Return every line of the data below that includes the string "dehesa".
** Start of GIVEN INFORMATION **
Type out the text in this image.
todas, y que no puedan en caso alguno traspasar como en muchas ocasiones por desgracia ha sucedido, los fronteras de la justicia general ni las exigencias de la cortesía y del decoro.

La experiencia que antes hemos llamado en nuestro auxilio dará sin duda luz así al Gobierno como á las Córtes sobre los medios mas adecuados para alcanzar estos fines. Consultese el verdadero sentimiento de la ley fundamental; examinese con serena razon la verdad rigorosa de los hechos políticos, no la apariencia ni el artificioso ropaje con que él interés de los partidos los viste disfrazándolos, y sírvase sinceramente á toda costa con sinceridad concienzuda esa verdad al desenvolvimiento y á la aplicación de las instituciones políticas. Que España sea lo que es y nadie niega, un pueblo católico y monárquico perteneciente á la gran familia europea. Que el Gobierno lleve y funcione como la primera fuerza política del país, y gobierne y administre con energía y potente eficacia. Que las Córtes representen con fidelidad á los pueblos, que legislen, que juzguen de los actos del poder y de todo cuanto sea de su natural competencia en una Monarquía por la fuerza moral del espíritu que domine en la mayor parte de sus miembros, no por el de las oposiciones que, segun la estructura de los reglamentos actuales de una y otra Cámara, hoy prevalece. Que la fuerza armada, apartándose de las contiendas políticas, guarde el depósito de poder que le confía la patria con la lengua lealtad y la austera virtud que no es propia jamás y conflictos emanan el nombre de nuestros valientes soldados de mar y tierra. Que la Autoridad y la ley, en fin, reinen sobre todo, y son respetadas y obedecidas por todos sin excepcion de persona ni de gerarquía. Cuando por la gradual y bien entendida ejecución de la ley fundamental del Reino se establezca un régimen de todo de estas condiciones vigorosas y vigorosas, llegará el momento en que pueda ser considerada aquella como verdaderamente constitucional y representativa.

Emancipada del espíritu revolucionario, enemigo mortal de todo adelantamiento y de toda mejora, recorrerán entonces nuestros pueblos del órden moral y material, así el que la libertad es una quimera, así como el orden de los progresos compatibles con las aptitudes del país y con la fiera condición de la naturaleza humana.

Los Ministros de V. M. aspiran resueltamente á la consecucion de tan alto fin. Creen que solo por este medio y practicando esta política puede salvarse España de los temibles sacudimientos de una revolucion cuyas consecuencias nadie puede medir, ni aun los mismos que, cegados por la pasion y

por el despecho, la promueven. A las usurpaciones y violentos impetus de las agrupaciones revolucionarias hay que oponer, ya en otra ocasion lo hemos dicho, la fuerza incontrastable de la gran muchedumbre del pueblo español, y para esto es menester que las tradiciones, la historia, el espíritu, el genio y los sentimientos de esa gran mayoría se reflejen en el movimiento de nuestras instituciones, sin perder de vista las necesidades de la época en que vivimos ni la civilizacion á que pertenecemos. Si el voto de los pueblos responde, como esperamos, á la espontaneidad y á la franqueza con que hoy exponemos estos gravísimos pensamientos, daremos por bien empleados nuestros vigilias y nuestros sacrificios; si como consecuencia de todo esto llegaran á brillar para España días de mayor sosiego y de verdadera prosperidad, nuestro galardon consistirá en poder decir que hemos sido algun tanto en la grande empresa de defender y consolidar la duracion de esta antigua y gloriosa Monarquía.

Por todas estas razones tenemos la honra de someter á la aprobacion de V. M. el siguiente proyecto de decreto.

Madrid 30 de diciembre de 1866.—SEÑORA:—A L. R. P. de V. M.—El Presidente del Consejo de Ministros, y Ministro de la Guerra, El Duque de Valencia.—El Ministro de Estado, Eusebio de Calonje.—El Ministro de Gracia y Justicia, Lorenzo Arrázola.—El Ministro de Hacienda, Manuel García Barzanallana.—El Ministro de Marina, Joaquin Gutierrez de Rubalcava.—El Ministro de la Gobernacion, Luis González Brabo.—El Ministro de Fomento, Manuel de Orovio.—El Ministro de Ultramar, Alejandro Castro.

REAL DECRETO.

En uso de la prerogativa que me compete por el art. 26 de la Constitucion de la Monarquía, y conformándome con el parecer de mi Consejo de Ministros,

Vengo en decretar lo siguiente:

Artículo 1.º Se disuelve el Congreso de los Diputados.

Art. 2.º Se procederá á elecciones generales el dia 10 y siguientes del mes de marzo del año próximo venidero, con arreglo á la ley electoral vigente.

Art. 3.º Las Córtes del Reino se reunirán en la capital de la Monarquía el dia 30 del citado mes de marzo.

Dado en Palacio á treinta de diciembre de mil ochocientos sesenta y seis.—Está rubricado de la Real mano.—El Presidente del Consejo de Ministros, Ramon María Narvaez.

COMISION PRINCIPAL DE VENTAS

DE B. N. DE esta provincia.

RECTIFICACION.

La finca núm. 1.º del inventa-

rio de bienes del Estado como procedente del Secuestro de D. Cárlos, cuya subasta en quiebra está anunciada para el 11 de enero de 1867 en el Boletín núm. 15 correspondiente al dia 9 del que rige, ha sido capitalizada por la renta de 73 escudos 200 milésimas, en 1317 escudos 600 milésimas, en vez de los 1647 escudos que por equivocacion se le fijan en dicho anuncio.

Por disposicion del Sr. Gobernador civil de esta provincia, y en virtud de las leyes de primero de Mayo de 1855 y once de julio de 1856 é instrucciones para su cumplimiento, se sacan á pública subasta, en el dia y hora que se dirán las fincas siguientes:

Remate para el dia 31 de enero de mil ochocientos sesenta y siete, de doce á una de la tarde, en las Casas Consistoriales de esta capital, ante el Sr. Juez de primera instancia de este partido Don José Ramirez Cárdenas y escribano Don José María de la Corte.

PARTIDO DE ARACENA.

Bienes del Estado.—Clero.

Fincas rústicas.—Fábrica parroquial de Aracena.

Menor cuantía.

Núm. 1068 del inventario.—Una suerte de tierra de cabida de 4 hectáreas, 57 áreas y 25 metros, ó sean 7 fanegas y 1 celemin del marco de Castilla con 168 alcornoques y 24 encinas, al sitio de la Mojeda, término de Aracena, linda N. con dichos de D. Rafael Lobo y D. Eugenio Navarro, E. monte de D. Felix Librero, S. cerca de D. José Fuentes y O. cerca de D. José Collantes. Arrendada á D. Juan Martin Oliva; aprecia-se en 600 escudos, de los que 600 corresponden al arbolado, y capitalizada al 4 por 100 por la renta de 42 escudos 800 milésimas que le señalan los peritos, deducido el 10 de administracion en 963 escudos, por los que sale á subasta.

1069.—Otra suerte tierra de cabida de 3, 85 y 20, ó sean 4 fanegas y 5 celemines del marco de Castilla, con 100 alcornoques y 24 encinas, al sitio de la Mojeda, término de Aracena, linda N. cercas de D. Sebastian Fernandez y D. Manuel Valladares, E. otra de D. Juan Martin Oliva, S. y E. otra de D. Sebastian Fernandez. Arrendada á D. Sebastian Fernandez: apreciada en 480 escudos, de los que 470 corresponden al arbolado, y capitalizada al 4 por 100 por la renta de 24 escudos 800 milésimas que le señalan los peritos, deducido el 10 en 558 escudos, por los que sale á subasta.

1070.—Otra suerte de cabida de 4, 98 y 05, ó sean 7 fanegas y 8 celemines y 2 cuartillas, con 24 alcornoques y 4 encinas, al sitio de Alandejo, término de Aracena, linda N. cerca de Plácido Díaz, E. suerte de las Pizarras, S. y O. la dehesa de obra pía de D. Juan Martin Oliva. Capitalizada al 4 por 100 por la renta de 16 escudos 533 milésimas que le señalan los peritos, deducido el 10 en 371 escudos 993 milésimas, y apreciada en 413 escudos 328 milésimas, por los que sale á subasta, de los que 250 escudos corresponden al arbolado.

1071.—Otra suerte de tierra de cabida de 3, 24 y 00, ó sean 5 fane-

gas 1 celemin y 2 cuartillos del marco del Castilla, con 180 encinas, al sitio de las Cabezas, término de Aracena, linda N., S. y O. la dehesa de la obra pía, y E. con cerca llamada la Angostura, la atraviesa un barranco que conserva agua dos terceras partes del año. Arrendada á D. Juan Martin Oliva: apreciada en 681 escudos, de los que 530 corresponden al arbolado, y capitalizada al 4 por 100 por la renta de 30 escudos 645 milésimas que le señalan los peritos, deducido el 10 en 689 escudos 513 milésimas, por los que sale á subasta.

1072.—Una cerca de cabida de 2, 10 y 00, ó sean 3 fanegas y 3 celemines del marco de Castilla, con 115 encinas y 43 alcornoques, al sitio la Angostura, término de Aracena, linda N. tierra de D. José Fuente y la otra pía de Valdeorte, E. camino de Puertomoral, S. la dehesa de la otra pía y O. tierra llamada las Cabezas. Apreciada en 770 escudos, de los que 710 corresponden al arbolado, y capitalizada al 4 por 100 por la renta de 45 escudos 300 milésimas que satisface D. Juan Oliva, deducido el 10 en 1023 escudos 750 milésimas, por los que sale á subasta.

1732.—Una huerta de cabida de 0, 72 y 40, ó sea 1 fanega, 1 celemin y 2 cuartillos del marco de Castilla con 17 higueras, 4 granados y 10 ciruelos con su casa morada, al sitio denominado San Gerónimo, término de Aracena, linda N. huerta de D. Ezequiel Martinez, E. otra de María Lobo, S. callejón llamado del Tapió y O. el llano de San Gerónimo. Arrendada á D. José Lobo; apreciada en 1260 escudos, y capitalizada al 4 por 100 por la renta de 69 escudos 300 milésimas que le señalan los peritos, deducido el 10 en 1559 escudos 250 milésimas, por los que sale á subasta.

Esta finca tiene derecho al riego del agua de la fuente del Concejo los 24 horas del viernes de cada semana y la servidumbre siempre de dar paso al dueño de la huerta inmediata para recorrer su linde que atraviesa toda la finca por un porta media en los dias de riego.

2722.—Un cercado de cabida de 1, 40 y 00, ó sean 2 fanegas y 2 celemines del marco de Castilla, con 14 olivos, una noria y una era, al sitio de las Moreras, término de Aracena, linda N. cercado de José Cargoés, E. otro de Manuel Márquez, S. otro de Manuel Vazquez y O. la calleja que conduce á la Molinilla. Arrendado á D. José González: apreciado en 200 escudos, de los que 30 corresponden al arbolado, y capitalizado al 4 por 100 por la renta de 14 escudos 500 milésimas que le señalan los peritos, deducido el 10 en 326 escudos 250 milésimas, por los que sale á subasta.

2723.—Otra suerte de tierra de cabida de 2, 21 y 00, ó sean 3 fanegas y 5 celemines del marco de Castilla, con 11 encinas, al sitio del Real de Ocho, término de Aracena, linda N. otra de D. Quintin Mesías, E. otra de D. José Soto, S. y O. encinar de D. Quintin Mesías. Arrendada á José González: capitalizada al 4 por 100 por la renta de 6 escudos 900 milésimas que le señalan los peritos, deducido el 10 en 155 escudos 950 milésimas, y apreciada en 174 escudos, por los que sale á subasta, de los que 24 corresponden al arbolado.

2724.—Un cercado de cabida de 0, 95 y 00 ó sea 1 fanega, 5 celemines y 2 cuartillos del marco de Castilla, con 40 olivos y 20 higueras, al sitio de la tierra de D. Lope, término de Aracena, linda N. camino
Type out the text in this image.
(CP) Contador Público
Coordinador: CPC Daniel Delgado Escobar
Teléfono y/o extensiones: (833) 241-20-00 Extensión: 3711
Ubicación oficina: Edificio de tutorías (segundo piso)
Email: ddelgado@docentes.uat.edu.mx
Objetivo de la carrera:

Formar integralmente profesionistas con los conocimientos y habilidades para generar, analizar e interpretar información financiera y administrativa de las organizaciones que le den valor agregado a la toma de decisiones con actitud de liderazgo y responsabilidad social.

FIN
** End of GIVEN INFORMATION **
OUTPUT FOR THIS EXERCISE ▸
1070.—Otra suerte de cabida de 4, 98 y 05, ó sean 7 fanegas y 8 celemines y 2 cuartillas, con 24 alcornoques y 4 encinas, al sitio de Alandejo, término de Aracena, linda N. cerca de Plácido Díaz, E. suerte de las Pizarras, S. y O. la dehesa de obra pía de D. Juan Martin Oliva. Capitalizada al 4 por 100 por la renta de 16 escudos 533 milésimas que le señalan los peritos, deducido el 10 en 371 escudos 993 milésimas, y apreciada en 413 escudos 328 milésimas, por los que sale á subasta, de los que 250 escudos corresponden al arbolado.
gas 1 celemin y 2 cuartillos del marco del Castilla, con 180 encinas, al sitio de las Cabezas, término de Aracena, linda N., S. y O. la dehesa de la obra pía, y E. con cerca llamada la Angostura, la atraviesa un barranco que conserva agua dos terceras partes del año. Arrendada á D. Juan Martin Oliva: apreciada en 681 escudos, de los que 530 corresponden al arbolado, y capitalizada al 4 por 100 por la renta de 30 escudos 645 milésimas que le señalan los peritos, deducido el 10 en 689 escudos 513 milésimas, por los que sale á subasta.
1072.—Una cerca de cabida de 2, 10 y 00, ó sean 3 fanegas y 3 celemines del marco de Castilla, con 115 encinas y 43 alcornoques, al sitio la Angostura, término de Aracena, linda N. tierra de D. José Fuente y la otra pía de Valdeorte, E. camino de Puertomoral, S. la dehesa de la otra pía y O. tierra llamada las Cabezas. Apreciada en 770 escudos, de los que 710 corresponden al arbolado, y capitalizada al 4 por 100 por la renta de 45 escudos 300 milésimas que satisface D. Juan Oliva, deducido el 10 en 1023 escudos 750 milésimas, por los que sale á subasta.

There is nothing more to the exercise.